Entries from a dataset
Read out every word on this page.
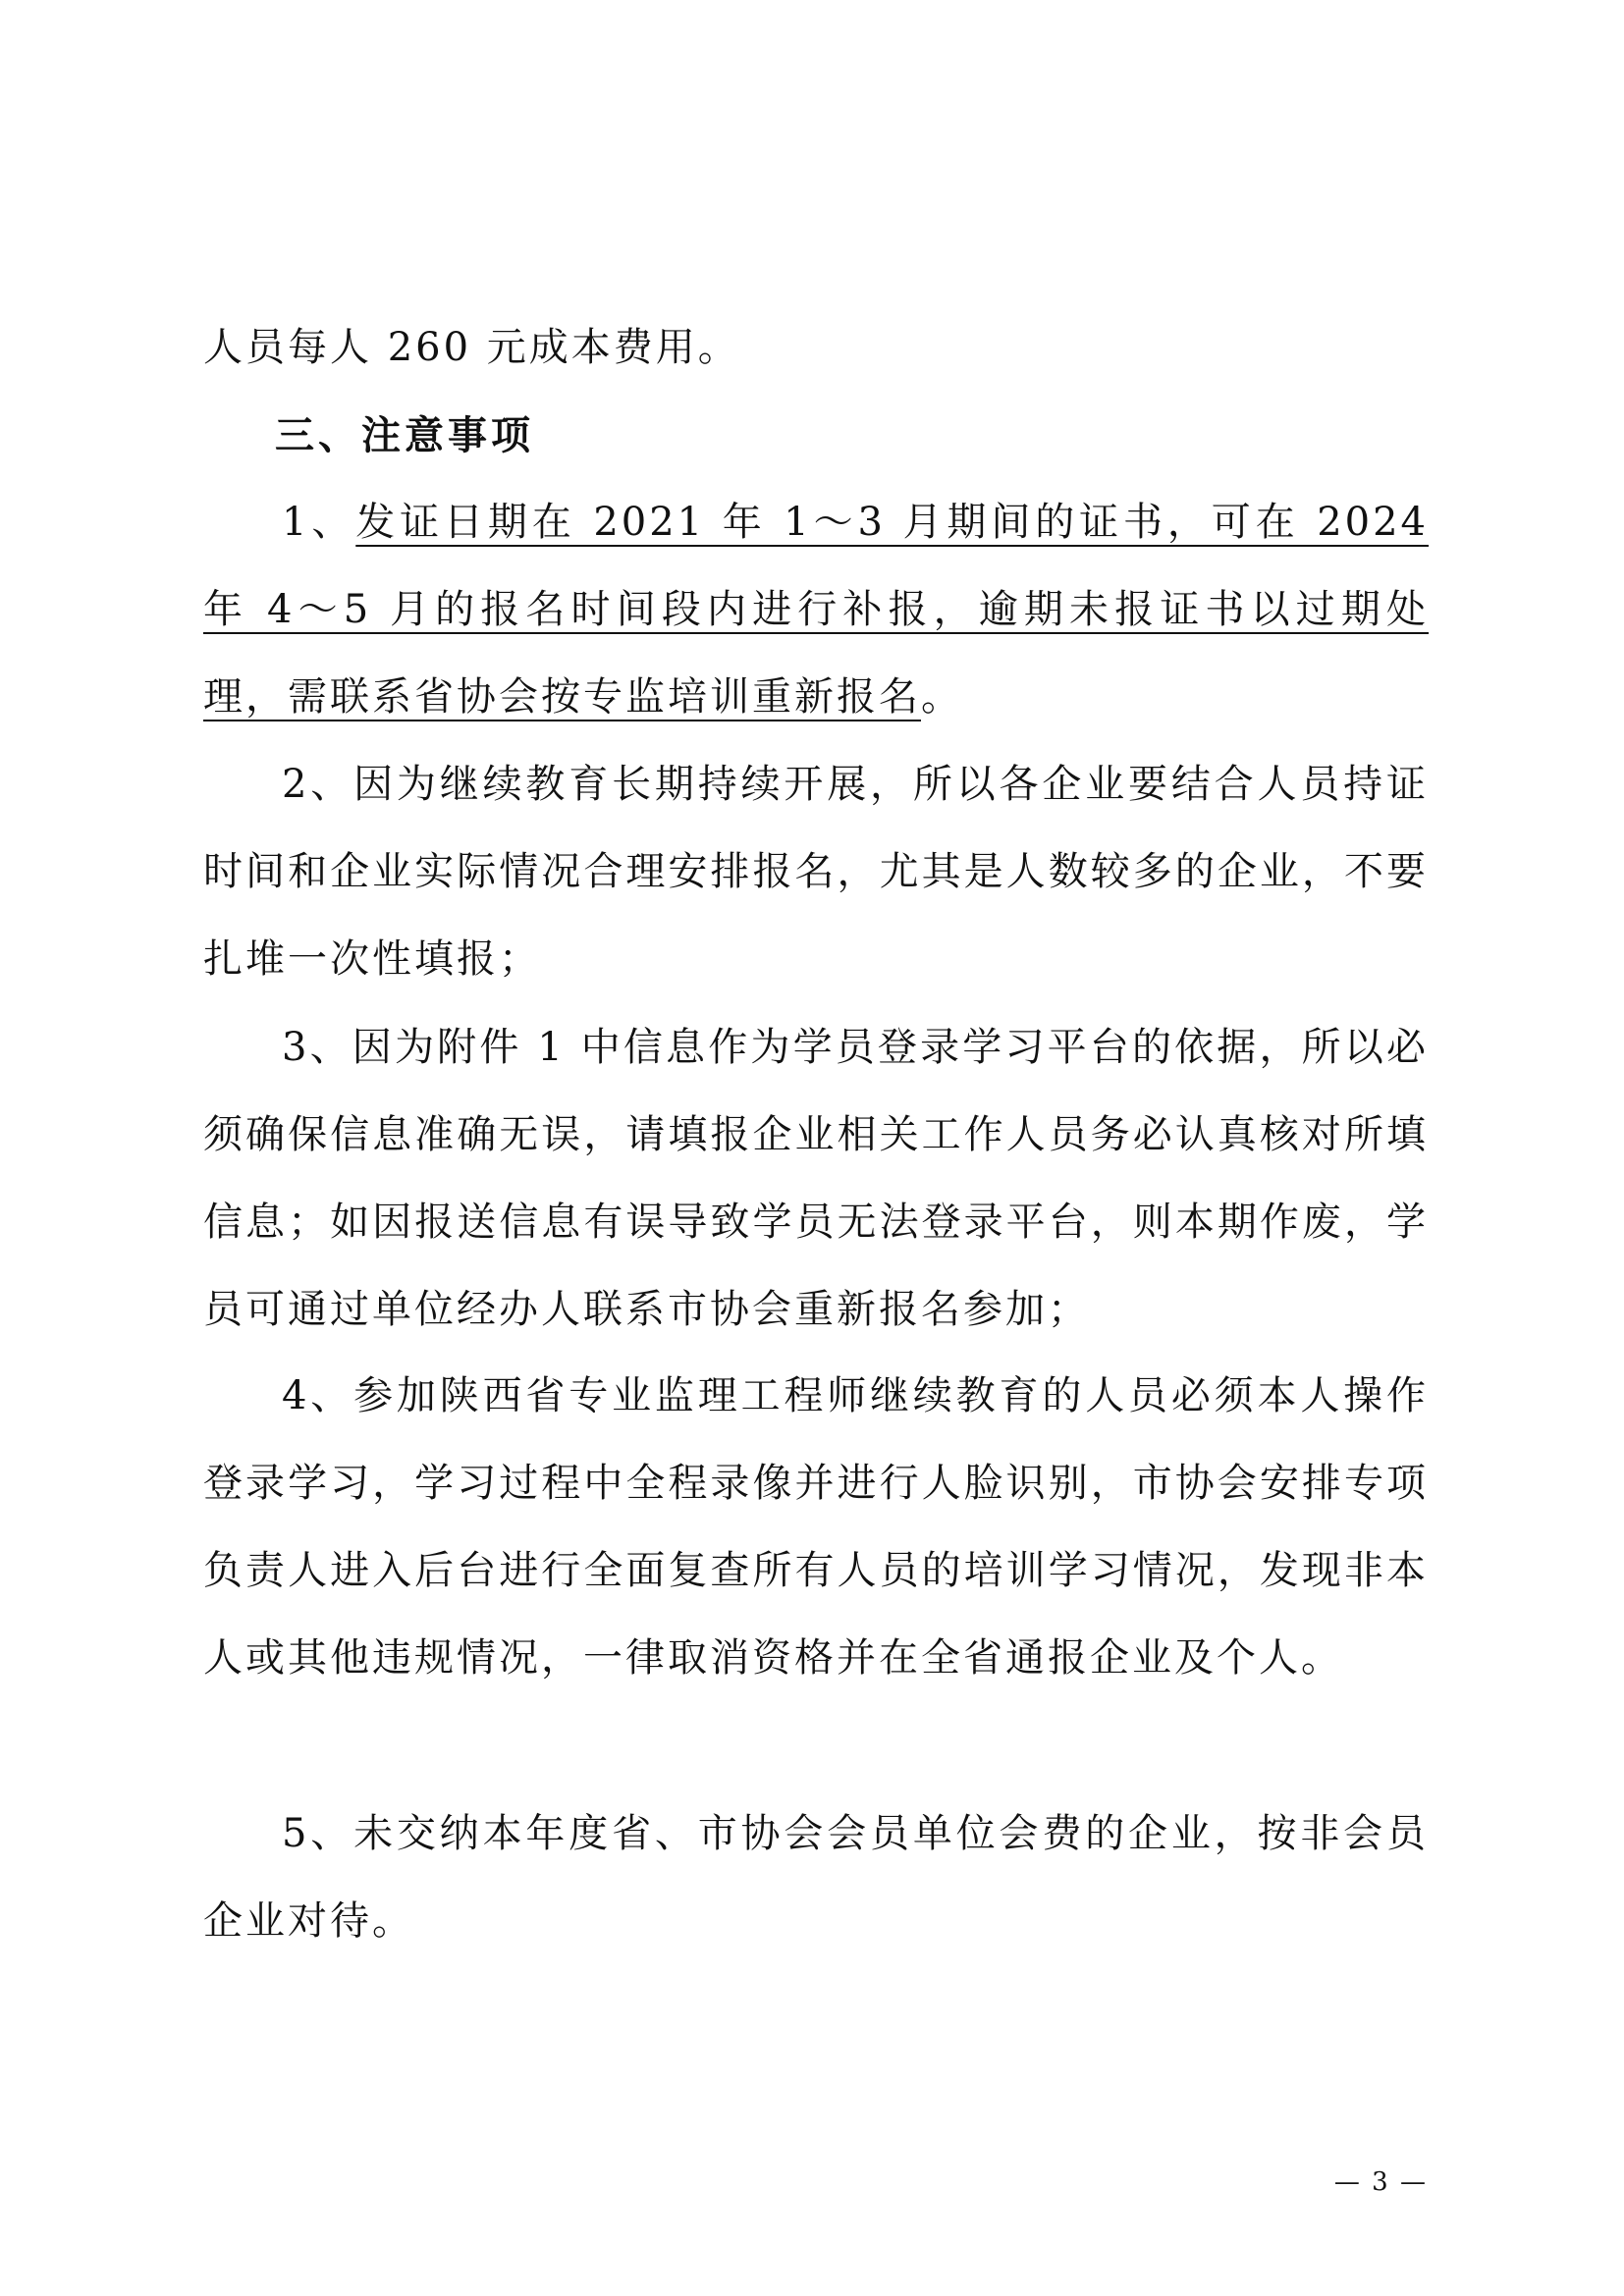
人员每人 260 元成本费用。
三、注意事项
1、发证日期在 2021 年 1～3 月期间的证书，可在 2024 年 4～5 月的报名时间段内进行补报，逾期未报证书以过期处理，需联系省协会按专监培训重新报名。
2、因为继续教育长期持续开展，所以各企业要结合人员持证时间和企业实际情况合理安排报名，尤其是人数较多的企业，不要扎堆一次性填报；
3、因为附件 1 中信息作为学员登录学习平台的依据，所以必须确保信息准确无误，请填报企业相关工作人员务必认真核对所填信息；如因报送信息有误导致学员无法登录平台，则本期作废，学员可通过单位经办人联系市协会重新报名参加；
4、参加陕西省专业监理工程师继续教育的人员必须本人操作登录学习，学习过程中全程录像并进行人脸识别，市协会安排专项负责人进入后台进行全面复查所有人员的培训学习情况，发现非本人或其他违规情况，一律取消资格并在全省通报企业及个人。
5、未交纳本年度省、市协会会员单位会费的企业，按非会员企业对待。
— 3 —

### Your task
Print all of the entries word for word. Omit the pictures they contain.

### Full solution
Read out every word on this page.
人员每人 260 元成本费用。
三、注意事项
1、发证日期在 2021 年 1～3 月期间的证书，可在 2024 年 4～5 月的报名时间段内进行补报，逾期未报证书以过期处理，需联系省协会按专监培训重新报名。
2、因为继续教育长期持续开展，所以各企业要结合人员持证时间和企业实际情况合理安排报名，尤其是人数较多的企业，不要扎堆一次性填报；
3、因为附件 1 中信息作为学员登录学习平台的依据，所以必须确保信息准确无误，请填报企业相关工作人员务必认真核对所填信息；如因报送信息有误导致学员无法登录平台，则本期作废，学员可通过单位经办人联系市协会重新报名参加；
4、参加陕西省专业监理工程师继续教育的人员必须本人操作登录学习，学习过程中全程录像并进行人脸识别，市协会安排专项负责人进入后台进行全面复查所有人员的培训学习情况，发现非本人或其他违规情况，一律取消资格并在全省通报企业及个人。
5、未交纳本年度省、市协会会员单位会费的企业，按非会员企业对待。
— 3 —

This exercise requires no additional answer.